Start of Supplied material

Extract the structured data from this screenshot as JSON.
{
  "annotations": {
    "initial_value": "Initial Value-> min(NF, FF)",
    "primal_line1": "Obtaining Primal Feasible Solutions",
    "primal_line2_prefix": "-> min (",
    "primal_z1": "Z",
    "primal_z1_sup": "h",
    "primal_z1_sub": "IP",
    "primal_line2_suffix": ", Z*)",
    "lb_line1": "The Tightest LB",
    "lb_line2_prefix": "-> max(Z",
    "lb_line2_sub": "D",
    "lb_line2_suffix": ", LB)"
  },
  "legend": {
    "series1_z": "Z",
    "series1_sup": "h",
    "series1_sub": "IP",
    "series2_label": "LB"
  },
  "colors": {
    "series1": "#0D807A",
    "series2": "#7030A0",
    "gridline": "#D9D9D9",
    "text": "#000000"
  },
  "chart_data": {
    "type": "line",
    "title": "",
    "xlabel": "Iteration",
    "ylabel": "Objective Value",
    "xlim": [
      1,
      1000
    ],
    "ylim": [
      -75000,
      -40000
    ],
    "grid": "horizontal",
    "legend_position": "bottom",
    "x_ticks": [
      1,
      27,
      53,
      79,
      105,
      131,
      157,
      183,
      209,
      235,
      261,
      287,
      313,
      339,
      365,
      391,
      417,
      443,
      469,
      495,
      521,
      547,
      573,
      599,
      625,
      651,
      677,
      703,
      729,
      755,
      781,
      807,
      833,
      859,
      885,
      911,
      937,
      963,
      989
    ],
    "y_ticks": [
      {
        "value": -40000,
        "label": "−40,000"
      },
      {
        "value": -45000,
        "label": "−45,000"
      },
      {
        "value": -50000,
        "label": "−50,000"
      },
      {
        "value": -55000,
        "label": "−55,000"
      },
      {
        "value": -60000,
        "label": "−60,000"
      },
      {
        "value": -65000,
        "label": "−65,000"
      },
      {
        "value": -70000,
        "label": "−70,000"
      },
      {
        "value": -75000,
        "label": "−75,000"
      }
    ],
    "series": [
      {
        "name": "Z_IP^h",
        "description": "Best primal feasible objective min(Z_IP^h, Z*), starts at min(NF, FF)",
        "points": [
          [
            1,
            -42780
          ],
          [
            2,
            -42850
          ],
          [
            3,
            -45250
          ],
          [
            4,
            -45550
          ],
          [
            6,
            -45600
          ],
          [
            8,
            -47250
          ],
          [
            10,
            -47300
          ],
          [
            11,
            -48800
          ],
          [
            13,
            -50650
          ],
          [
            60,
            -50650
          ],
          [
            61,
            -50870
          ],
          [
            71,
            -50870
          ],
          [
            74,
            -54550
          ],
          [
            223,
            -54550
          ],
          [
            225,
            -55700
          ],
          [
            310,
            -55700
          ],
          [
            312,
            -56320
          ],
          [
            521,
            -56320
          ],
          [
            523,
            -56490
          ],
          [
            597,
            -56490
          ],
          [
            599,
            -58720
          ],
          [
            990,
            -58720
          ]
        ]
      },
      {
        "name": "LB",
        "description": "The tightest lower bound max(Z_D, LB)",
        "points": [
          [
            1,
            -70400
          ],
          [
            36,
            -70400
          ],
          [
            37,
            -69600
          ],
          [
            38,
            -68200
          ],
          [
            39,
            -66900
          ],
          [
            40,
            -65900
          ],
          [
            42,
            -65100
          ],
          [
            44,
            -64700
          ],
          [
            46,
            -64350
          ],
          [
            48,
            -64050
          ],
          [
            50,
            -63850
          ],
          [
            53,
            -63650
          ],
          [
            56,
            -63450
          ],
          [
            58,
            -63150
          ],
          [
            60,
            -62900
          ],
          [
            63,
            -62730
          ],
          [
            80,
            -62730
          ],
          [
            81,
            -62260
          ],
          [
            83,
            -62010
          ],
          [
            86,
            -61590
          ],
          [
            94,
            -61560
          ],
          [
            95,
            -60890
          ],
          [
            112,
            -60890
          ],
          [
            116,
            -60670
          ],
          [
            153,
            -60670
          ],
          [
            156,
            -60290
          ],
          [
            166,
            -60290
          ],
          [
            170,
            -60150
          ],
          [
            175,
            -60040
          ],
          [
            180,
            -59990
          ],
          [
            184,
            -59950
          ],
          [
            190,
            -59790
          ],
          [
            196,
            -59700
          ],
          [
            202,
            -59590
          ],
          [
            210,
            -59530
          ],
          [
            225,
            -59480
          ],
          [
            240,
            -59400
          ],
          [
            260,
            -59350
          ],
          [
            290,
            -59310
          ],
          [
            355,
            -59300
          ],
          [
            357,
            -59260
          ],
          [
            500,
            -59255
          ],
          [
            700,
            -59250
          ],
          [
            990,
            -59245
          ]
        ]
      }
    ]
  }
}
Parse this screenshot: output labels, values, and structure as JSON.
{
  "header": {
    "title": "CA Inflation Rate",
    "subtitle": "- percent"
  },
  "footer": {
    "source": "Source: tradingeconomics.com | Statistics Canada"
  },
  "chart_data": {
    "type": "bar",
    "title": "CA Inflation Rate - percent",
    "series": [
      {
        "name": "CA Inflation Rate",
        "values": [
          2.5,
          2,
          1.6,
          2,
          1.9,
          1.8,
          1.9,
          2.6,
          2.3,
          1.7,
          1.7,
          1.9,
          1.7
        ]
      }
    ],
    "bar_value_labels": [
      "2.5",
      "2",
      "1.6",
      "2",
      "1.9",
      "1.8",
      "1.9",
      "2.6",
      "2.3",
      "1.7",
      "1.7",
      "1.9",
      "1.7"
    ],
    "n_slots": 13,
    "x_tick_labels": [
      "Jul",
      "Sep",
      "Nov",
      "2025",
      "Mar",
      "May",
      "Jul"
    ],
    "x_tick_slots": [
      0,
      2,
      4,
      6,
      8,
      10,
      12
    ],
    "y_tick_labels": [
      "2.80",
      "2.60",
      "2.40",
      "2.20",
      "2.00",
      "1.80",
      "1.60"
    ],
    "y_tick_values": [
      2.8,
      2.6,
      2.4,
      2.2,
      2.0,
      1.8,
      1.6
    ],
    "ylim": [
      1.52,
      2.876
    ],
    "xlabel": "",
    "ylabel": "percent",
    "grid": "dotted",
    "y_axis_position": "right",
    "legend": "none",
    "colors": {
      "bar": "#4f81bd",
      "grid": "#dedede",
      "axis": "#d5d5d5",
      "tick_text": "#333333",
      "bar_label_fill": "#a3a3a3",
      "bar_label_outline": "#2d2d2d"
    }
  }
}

End of Supplied material

In the entries above, some lines may contain the string "ylabel"; report how many, without additional comment.

- [The answer] 2